## Items
-----

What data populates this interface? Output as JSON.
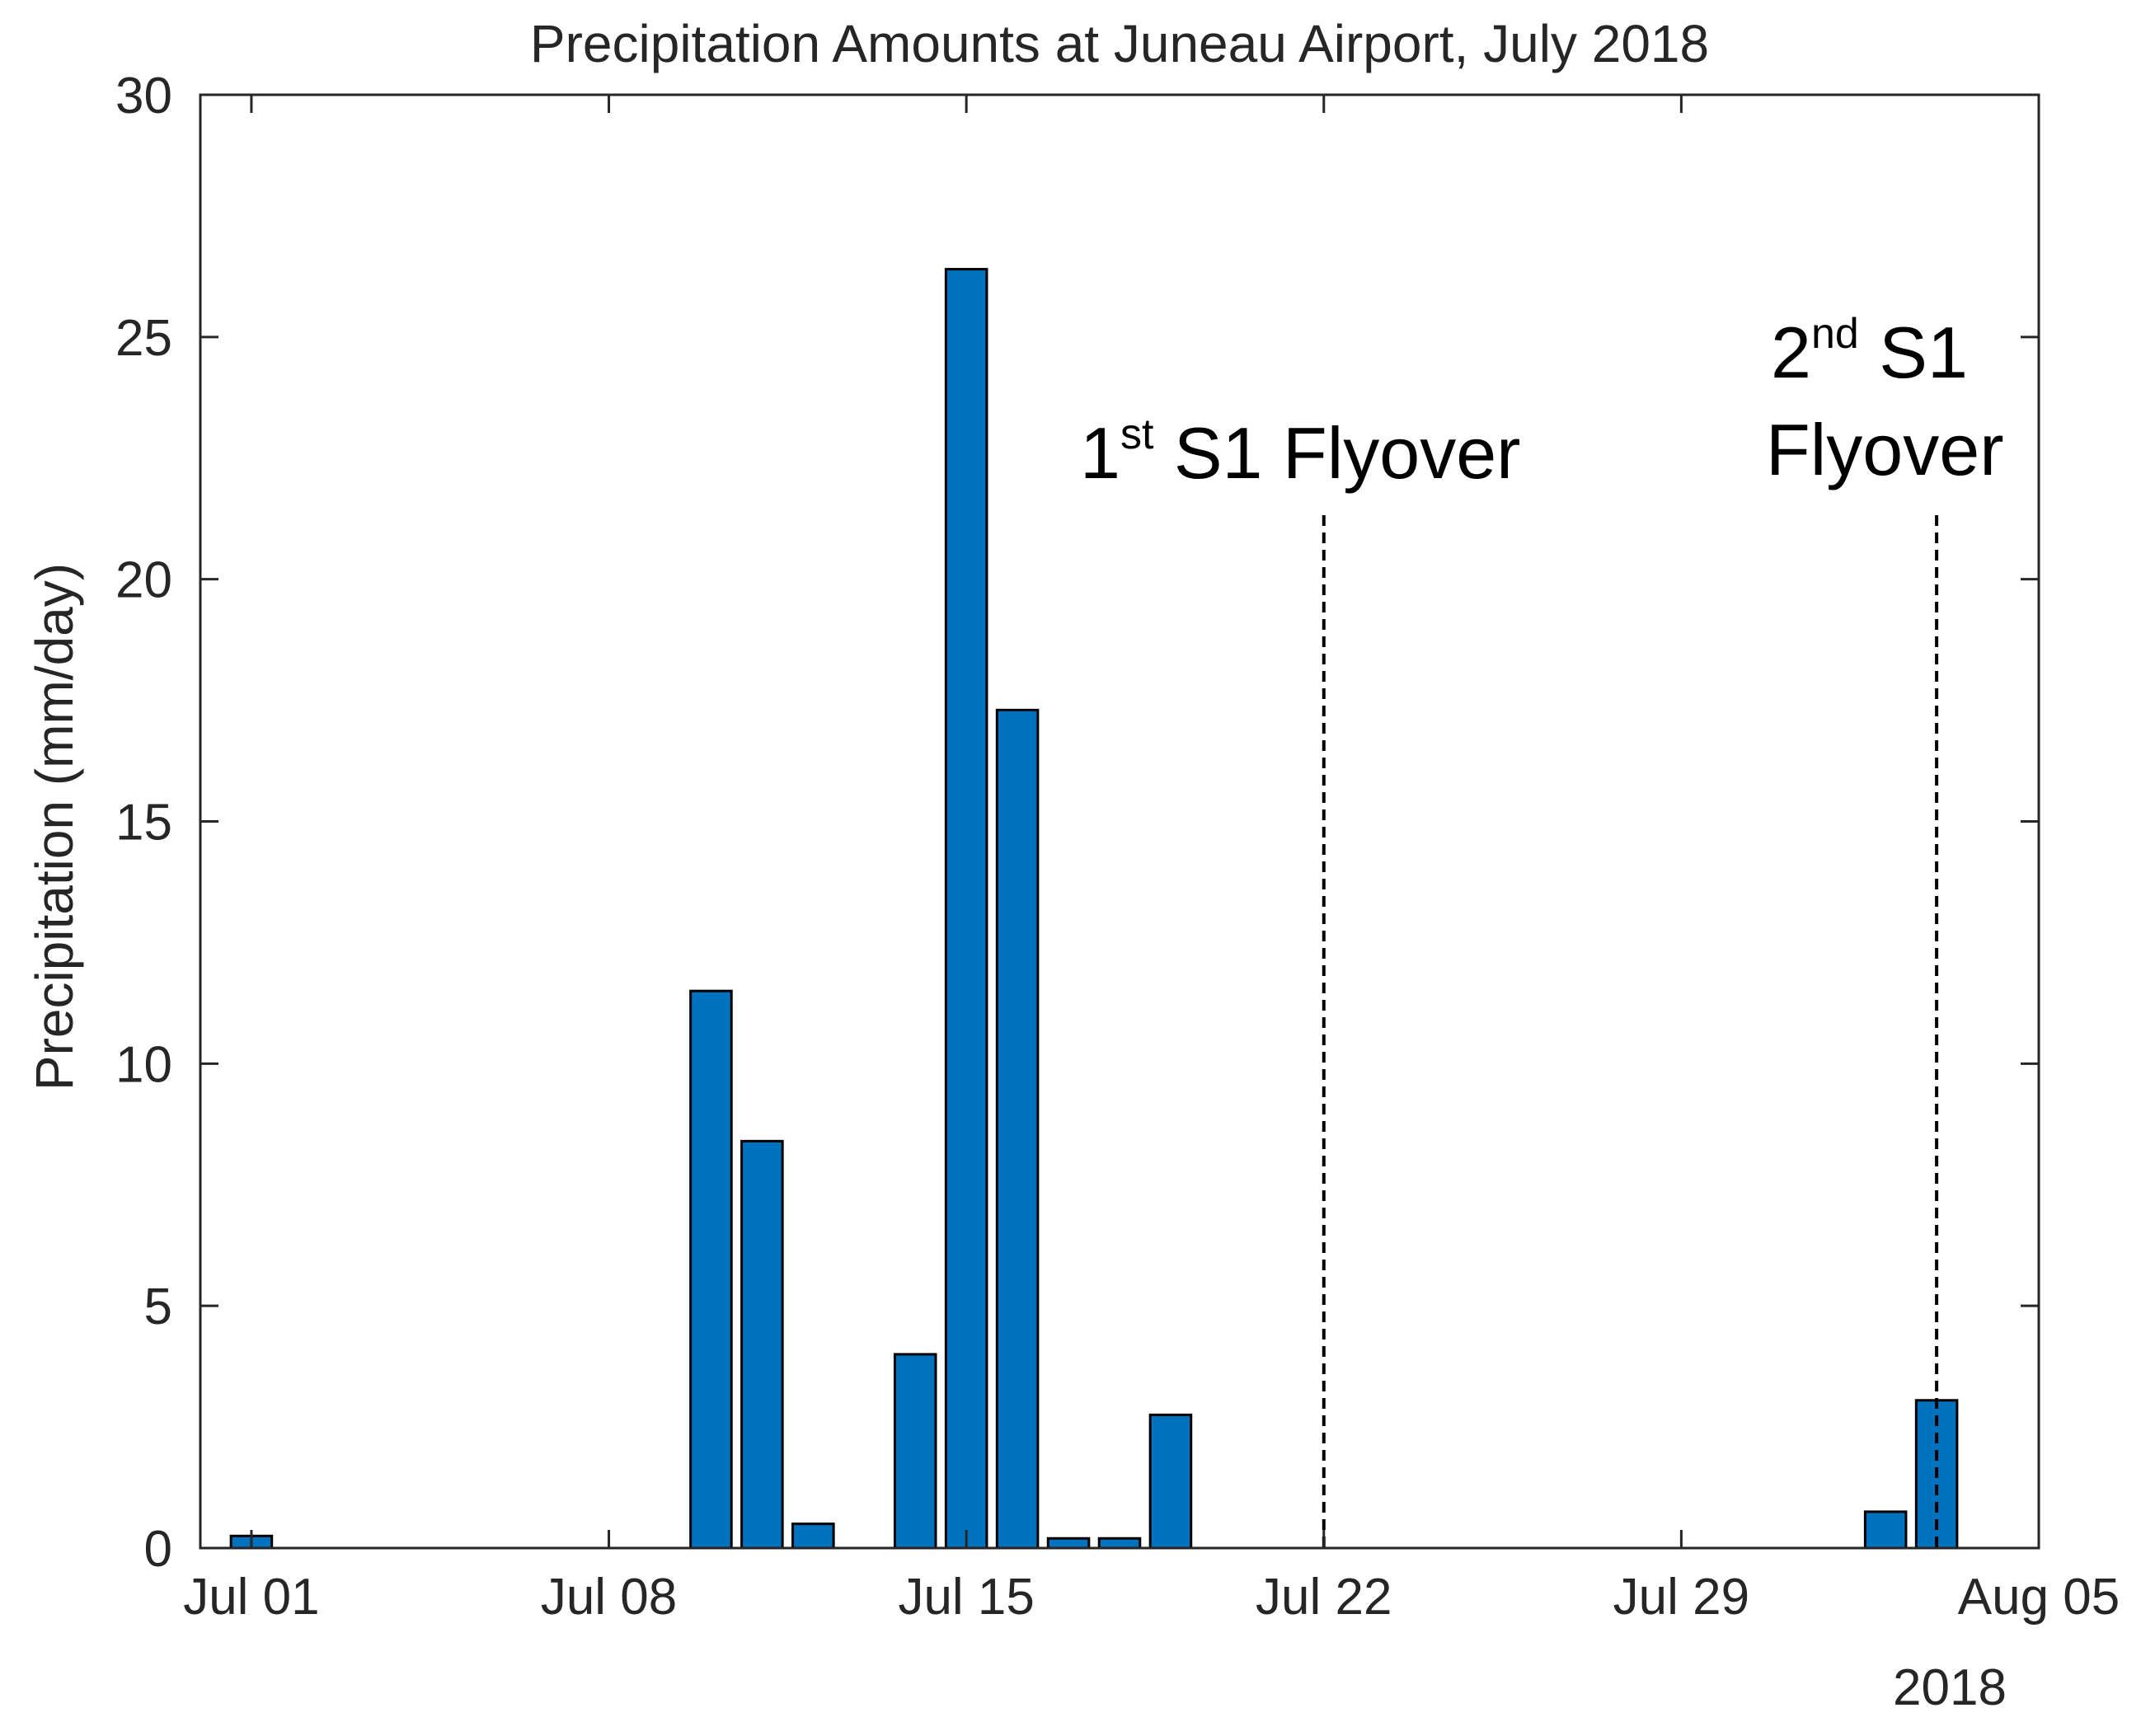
{
  "chart_data": {
    "type": "bar",
    "title": "Precipitation Amounts at Juneau Airport, July 2018",
    "xlabel": "",
    "ylabel": "Precipitation (mm/day)",
    "ylim": [
      0,
      30
    ],
    "yticks": [
      0,
      5,
      10,
      15,
      20,
      25,
      30
    ],
    "xlim": [
      "2018-06-30",
      "2018-08-05"
    ],
    "xticks": [
      "Jul 01",
      "Jul 08",
      "Jul 15",
      "Jul 22",
      "Jul 29",
      "Aug 05"
    ],
    "x_year_label": "2018",
    "grid": false,
    "bar_color": "#0072BD",
    "categories": [
      "2018-07-01",
      "2018-07-10",
      "2018-07-11",
      "2018-07-12",
      "2018-07-14",
      "2018-07-15",
      "2018-07-16",
      "2018-07-17",
      "2018-07-18",
      "2018-07-19",
      "2018-08-02",
      "2018-08-03"
    ],
    "values": [
      0.25,
      11.5,
      8.4,
      0.5,
      4.0,
      26.4,
      17.3,
      0.2,
      0.2,
      2.75,
      0.75,
      3.05
    ],
    "annotations": [
      {
        "date": "2018-07-22",
        "line": "dashed",
        "main": "1",
        "sup": "st",
        "rest": " S1 Flyover"
      },
      {
        "date": "2018-08-03",
        "line": "dashed",
        "main": "2",
        "sup": "nd",
        "rest": " S1",
        "line2": "Flyover"
      }
    ]
  }
}
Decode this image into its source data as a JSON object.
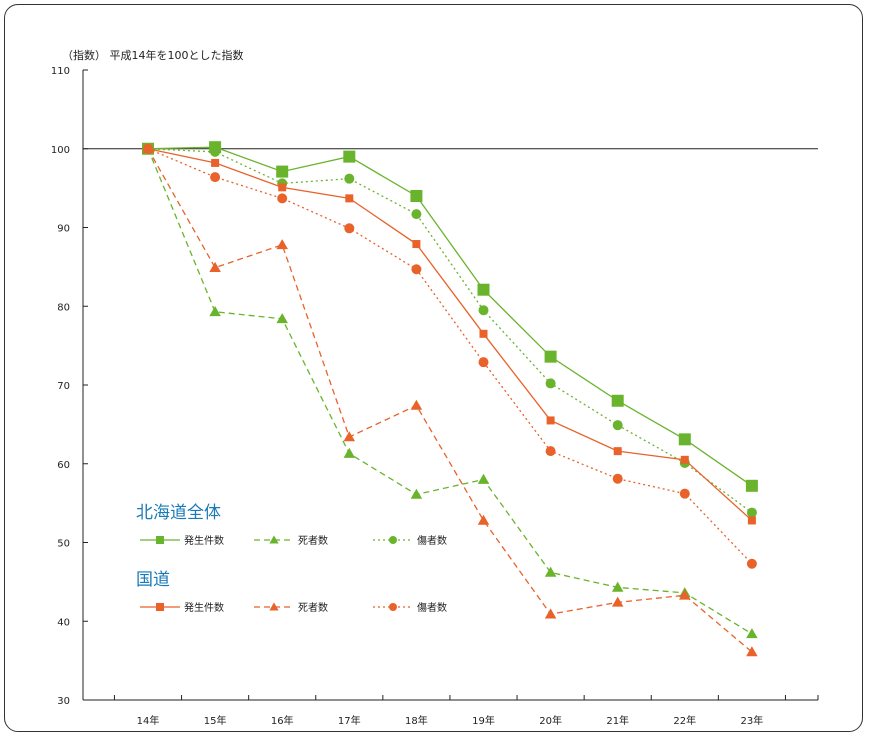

-----

## Aim of the task
Extract every line of the data exactly; pictures stay out.

## Result of the task
What data populates this interface? Output as JSON.
{
  "chart_data": {
    "type": "bar",
    "title": "Precipitation Amounts at Juneau Airport, July 2018",
    "xlabel": "",
    "ylabel": "Precipitation (mm/day)",
    "ylim": [
      0,
      30
    ],
    "yticks": [
      0,
      5,
      10,
      15,
      20,
      25,
      30
    ],
    "xlim": [
      "2018-06-30",
      "2018-08-05"
    ],
    "xticks": [
      "Jul 01",
      "Jul 08",
      "Jul 15",
      "Jul 22",
      "Jul 29",
      "Aug 05"
    ],
    "x_year_label": "2018",
    "grid": false,
    "bar_color": "#0072BD",
    "categories": [
      "2018-07-01",
      "2018-07-10",
      "2018-07-11",
      "2018-07-12",
      "2018-07-14",
      "2018-07-15",
      "2018-07-16",
      "2018-07-17",
      "2018-07-18",
      "2018-07-19",
      "2018-08-02",
      "2018-08-03"
    ],
    "values": [
      0.25,
      11.5,
      8.4,
      0.5,
      4.0,
      26.4,
      17.3,
      0.2,
      0.2,
      2.75,
      0.75,
      3.05
    ],
    "annotations": [
      {
        "date": "2018-07-22",
        "line": "dashed",
        "main": "1",
        "sup": "st",
        "rest": " S1 Flyover"
      },
      {
        "date": "2018-08-03",
        "line": "dashed",
        "main": "2",
        "sup": "nd",
        "rest": " S1",
        "line2": "Flyover"
      }
    ]
  }
}
Decode this image into its source data as a JSON object.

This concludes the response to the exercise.